** BEGIN Given entries **
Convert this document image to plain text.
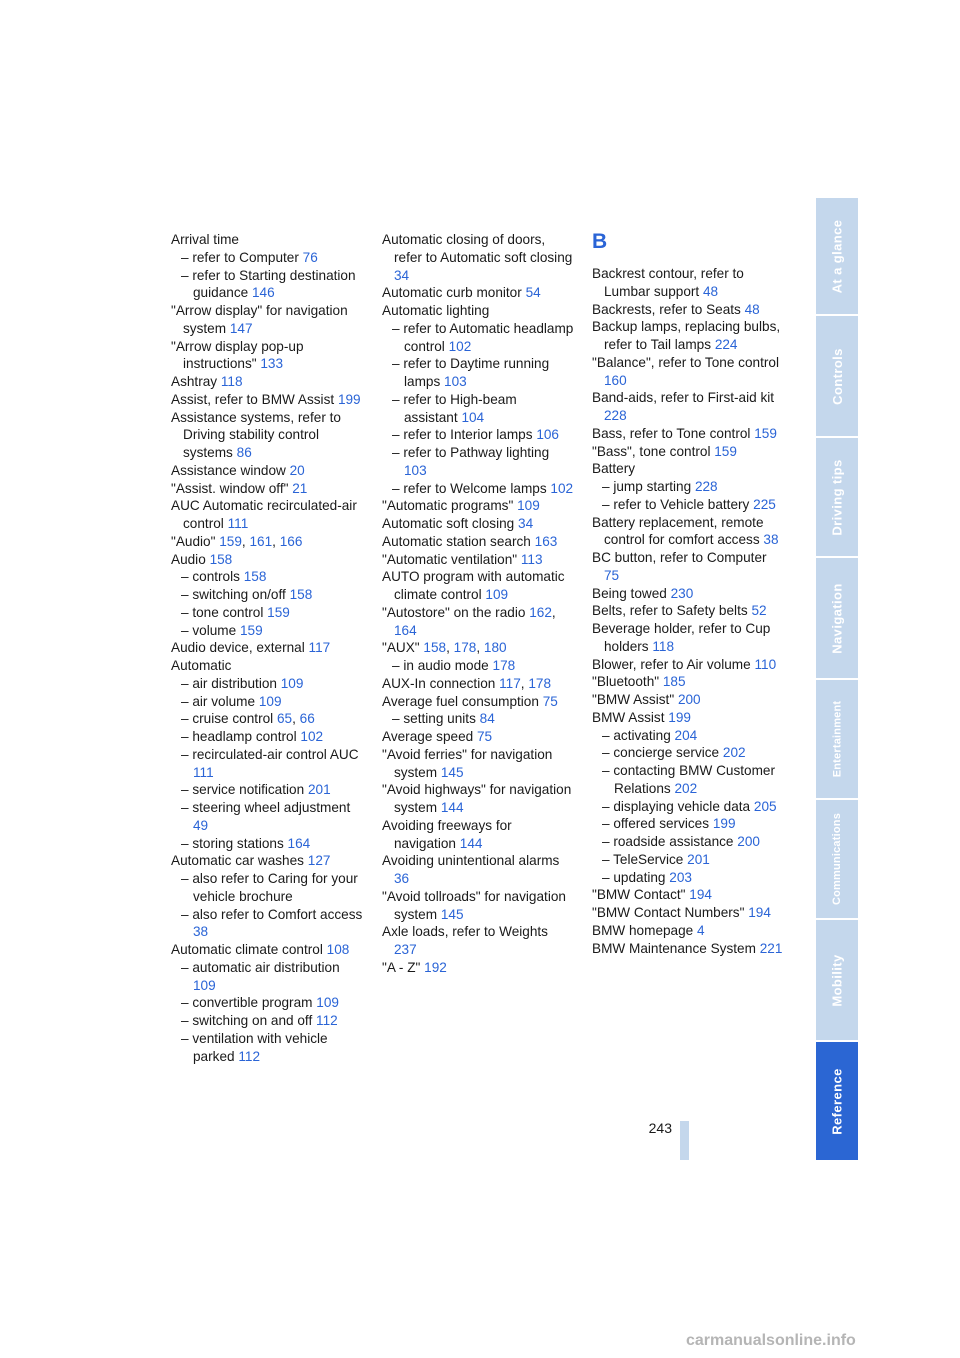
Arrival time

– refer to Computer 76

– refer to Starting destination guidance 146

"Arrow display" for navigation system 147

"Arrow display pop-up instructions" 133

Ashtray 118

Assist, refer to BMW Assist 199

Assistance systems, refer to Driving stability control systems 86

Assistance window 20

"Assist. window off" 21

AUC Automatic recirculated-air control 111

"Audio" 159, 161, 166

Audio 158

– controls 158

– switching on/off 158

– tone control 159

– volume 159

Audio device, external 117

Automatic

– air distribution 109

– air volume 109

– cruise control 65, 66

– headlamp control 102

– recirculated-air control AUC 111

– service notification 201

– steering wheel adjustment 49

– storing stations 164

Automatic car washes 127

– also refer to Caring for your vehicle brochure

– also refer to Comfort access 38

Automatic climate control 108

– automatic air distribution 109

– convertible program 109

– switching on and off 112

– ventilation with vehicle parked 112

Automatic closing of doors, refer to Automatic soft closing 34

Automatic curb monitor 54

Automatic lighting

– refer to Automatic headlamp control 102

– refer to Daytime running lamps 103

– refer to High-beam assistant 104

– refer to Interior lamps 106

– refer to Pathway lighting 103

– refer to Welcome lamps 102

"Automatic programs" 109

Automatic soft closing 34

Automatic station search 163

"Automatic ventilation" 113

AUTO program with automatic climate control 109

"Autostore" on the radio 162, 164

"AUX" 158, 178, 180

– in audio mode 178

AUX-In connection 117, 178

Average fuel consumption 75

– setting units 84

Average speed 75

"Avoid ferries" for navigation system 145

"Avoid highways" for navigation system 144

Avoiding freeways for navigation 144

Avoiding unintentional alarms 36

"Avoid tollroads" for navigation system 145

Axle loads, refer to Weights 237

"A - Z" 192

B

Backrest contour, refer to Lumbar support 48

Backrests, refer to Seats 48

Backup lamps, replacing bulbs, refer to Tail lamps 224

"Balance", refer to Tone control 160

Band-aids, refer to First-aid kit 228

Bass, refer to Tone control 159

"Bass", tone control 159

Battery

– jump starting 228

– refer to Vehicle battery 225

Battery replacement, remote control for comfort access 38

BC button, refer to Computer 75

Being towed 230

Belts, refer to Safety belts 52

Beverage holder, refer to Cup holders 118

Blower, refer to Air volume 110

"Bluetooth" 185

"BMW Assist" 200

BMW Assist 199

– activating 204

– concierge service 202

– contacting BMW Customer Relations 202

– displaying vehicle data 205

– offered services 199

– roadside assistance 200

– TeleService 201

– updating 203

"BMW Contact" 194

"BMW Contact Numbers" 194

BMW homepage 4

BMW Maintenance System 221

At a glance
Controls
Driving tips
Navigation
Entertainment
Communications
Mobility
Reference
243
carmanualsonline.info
** END Given entries **
- **Task brief**: Take every line from the records above that has the word "Average" and copy it.

- **Result for this exercise**:
Average fuel consumption 75
Average speed 75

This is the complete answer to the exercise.